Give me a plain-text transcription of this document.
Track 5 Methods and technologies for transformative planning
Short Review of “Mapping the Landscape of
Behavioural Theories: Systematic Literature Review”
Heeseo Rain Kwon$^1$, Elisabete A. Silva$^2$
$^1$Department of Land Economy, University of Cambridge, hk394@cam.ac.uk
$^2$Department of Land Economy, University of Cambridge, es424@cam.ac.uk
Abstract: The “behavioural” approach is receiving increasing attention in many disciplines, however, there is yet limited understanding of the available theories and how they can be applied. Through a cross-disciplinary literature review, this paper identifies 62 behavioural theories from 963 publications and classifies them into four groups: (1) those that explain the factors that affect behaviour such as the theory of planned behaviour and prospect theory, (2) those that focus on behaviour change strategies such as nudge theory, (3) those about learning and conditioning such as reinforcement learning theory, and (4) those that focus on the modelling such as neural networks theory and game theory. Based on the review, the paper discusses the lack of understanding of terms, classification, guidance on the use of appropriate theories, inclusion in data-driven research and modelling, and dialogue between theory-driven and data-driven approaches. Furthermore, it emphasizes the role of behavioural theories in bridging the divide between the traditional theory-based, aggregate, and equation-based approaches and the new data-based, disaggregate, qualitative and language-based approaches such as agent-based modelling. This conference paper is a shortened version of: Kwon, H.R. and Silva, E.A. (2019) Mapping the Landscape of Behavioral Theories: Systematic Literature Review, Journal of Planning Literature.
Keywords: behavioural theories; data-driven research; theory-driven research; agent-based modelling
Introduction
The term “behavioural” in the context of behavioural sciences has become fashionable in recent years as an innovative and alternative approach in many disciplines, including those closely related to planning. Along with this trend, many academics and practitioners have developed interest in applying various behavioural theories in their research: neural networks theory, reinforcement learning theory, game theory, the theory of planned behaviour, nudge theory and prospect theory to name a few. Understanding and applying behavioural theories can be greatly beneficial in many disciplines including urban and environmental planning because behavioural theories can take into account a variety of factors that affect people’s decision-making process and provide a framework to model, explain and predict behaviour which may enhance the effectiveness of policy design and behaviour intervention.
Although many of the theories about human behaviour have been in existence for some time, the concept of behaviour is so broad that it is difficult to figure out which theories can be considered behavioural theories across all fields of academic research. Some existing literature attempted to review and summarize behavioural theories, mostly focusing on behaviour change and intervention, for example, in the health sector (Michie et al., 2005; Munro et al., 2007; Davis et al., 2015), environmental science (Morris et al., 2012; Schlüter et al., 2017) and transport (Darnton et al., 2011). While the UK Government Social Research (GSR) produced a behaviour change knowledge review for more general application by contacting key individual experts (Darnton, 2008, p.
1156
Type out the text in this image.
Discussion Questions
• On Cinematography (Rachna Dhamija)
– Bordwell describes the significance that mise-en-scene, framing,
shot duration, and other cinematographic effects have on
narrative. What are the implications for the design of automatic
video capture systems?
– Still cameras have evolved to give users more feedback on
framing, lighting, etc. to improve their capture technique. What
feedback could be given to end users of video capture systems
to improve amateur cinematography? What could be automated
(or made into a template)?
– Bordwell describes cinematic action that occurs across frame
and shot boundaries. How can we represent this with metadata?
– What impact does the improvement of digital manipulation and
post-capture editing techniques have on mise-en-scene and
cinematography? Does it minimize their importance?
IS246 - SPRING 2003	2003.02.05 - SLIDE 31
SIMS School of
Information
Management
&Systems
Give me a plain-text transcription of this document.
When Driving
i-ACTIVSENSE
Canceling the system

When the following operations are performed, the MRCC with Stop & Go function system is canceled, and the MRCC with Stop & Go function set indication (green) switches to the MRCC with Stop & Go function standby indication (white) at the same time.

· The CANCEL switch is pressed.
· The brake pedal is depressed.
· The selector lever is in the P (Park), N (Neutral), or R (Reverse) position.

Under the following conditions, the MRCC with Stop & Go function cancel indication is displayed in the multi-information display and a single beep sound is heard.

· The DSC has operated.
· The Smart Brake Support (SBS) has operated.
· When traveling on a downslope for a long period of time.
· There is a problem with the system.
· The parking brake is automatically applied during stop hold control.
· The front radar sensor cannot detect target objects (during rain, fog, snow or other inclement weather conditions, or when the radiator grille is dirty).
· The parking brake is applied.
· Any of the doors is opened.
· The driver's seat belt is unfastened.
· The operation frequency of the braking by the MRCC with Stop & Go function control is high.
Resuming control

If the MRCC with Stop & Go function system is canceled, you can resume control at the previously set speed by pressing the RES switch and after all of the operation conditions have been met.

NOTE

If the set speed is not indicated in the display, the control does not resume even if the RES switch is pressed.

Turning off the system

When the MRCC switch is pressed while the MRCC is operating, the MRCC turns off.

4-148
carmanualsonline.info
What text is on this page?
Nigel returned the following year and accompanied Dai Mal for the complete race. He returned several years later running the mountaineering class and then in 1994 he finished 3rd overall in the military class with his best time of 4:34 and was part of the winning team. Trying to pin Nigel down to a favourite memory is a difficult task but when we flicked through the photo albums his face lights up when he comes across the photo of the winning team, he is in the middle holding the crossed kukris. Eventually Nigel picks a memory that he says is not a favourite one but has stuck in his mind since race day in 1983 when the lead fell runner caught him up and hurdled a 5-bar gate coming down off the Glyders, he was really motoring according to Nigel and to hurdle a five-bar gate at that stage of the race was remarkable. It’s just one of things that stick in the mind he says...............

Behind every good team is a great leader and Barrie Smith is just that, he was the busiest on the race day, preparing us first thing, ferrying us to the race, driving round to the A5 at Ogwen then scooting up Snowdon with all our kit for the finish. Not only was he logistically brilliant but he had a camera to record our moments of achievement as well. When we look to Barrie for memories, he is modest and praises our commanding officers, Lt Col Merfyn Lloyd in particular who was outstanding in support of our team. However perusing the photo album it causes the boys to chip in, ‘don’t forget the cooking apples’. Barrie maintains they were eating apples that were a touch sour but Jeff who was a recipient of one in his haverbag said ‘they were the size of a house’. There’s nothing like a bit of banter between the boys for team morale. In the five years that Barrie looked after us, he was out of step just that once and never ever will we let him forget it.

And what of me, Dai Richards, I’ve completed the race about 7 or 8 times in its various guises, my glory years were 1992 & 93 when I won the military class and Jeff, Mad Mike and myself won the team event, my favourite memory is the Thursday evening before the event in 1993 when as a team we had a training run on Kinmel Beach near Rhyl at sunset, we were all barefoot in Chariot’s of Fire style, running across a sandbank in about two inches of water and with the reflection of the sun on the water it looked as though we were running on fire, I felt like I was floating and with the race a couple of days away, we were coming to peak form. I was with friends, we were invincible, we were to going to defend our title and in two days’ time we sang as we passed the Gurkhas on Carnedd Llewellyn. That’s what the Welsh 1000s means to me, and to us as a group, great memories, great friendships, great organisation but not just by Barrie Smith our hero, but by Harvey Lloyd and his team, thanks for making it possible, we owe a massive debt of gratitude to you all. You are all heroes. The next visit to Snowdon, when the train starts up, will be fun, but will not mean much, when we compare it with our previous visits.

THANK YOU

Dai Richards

DIRECTIONS: Copy all the records above exactly, missing none.

TASK RESPONSE:
Give me a plain-text transcription of this document.
Track 5 Methods and technologies for transformative planning
Short Review of “Mapping the Landscape of
Behavioural Theories: Systematic Literature Review”
Heeseo Rain Kwon$^1$, Elisabete A. Silva$^2$
$^1$Department of Land Economy, University of Cambridge, hk394@cam.ac.uk
$^2$Department of Land Economy, University of Cambridge, es424@cam.ac.uk
Abstract: The “behavioural” approach is receiving increasing attention in many disciplines, however, there is yet limited understanding of the available theories and how they can be applied. Through a cross-disciplinary literature review, this paper identifies 62 behavioural theories from 963 publications and classifies them into four groups: (1) those that explain the factors that affect behaviour such as the theory of planned behaviour and prospect theory, (2) those that focus on behaviour change strategies such as nudge theory, (3) those about learning and conditioning such as reinforcement learning theory, and (4) those that focus on the modelling such as neural networks theory and game theory. Based on the review, the paper discusses the lack of understanding of terms, classification, guidance on the use of appropriate theories, inclusion in data-driven research and modelling, and dialogue between theory-driven and data-driven approaches. Furthermore, it emphasizes the role of behavioural theories in bridging the divide between the traditional theory-based, aggregate, and equation-based approaches and the new data-based, disaggregate, qualitative and language-based approaches such as agent-based modelling. This conference paper is a shortened version of: Kwon, H.R. and Silva, E.A. (2019) Mapping the Landscape of Behavioral Theories: Systematic Literature Review, Journal of Planning Literature.
Keywords: behavioural theories; data-driven research; theory-driven research; agent-based modelling
Introduction
The term “behavioural” in the context of behavioural sciences has become fashionable in recent years as an innovative and alternative approach in many disciplines, including those closely related to planning. Along with this trend, many academics and practitioners have developed interest in applying various behavioural theories in their research: neural networks theory, reinforcement learning theory, game theory, the theory of planned behaviour, nudge theory and prospect theory to name a few. Understanding and applying behavioural theories can be greatly beneficial in many disciplines including urban and environmental planning because behavioural theories can take into account a variety of factors that affect people’s decision-making process and provide a framework to model, explain and predict behaviour which may enhance the effectiveness of policy design and behaviour intervention.
Although many of the theories about human behaviour have been in existence for some time, the concept of behaviour is so broad that it is difficult to figure out which theories can be considered behavioural theories across all fields of academic research. Some existing literature attempted to review and summarize behavioural theories, mostly focusing on behaviour change and intervention, for example, in the health sector (Michie et al., 2005; Munro et al., 2007; Davis et al., 2015), environmental science (Morris et al., 2012; Schlüter et al., 2017) and transport (Darnton et al., 2011). While the UK Government Social Research (GSR) produced a behaviour change knowledge review for more general application by contacting key individual experts (Darnton, 2008, p.
1156
Type out the text in this image.
Discussion Questions
• On Cinematography (Rachna Dhamija)
– Bordwell describes the significance that mise-en-scene, framing,
shot duration, and other cinematographic effects have on
narrative. What are the implications for the design of automatic
video capture systems?
– Still cameras have evolved to give users more feedback on
framing, lighting, etc. to improve their capture technique. What
feedback could be given to end users of video capture systems
to improve amateur cinematography? What could be automated
(or made into a template)?
– Bordwell describes cinematic action that occurs across frame
and shot boundaries. How can we represent this with metadata?
– What impact does the improvement of digital manipulation and
post-capture editing techniques have on mise-en-scene and
cinematography? Does it minimize their importance?
IS246 - SPRING 2003	2003.02.05 - SLIDE 31
SIMS School of
Information
Management
&Systems
Give me a plain-text transcription of this document.
When Driving
i-ACTIVSENSE
Canceling the system

When the following operations are performed, the MRCC with Stop & Go function system is canceled, and the MRCC with Stop & Go function set indication (green) switches to the MRCC with Stop & Go function standby indication (white) at the same time.

· The CANCEL switch is pressed.
· The brake pedal is depressed.
· The selector lever is in the P (Park), N (Neutral), or R (Reverse) position.

Under the following conditions, the MRCC with Stop & Go function cancel indication is displayed in the multi-information display and a single beep sound is heard.

· The DSC has operated.
· The Smart Brake Support (SBS) has operated.
· When traveling on a downslope for a long period of time.
· There is a problem with the system.
· The parking brake is automatically applied during stop hold control.
· The front radar sensor cannot detect target objects (during rain, fog, snow or other inclement weather conditions, or when the radiator grille is dirty).
· The parking brake is applied.
· Any of the doors is opened.
· The driver's seat belt is unfastened.
· The operation frequency of the braking by the MRCC with Stop & Go function control is high.
Resuming control

If the MRCC with Stop & Go function system is canceled, you can resume control at the previously set speed by pressing the RES switch and after all of the operation conditions have been met.

NOTE

If the set speed is not indicated in the display, the control does not resume even if the RES switch is pressed.

Turning off the system

When the MRCC switch is pressed while the MRCC is operating, the MRCC turns off.

4-148
carmanualsonline.info
What text is on this page?
Nigel returned the following year and accompanied Dai Mal for the complete race. He returned several years later running the mountaineering class and then in 1994 he finished 3rd overall in the military class with his best time of 4:34 and was part of the winning team. Trying to pin Nigel down to a favourite memory is a difficult task but when we flicked through the photo albums his face lights up when he comes across the photo of the winning team, he is in the middle holding the crossed kukris. Eventually Nigel picks a memory that he says is not a favourite one but has stuck in his mind since race day in 1983 when the lead fell runner caught him up and hurdled a 5-bar gate coming down off the Glyders, he was really motoring according to Nigel and to hurdle a five-bar gate at that stage of the race was remarkable. It’s just one of things that stick in the mind he says...............

Behind every good team is a great leader and Barrie Smith is just that, he was the busiest on the race day, preparing us first thing, ferrying us to the race, driving round to the A5 at Ogwen then scooting up Snowdon with all our kit for the finish. Not only was he logistically brilliant but he had a camera to record our moments of achievement as well. When we look to Barrie for memories, he is modest and praises our commanding officers, Lt Col Merfyn Lloyd in particular who was outstanding in support of our team. However perusing the photo album it causes the boys to chip in, ‘don’t forget the cooking apples’. Barrie maintains they were eating apples that were a touch sour but Jeff who was a recipient of one in his haverbag said ‘they were the size of a house’. There’s nothing like a bit of banter between the boys for team morale. In the five years that Barrie looked after us, he was out of step just that once and never ever will we let him forget it.

And what of me, Dai Richards, I’ve completed the race about 7 or 8 times in its various guises, my glory years were 1992 & 93 when I won the military class and Jeff, Mad Mike and myself won the team event, my favourite memory is the Thursday evening before the event in 1993 when as a team we had a training run on Kinmel Beach near Rhyl at sunset, we were all barefoot in Chariot’s of Fire style, running across a sandbank in about two inches of water and with the reflection of the sun on the water it looked as though we were running on fire, I felt like I was floating and with the race a couple of days away, we were coming to peak form. I was with friends, we were invincible, we were to going to defend our title and in two days’ time we sang as we passed the Gurkhas on Carnedd Llewellyn. That’s what the Welsh 1000s means to me, and to us as a group, great memories, great friendships, great organisation but not just by Barrie Smith our hero, but by Harvey Lloyd and his team, thanks for making it possible, we owe a massive debt of gratitude to you all. You are all heroes. The next visit to Snowdon, when the train starts up, will be fun, but will not mean much, when we compare it with our previous visits.

THANK YOU

Dai Richards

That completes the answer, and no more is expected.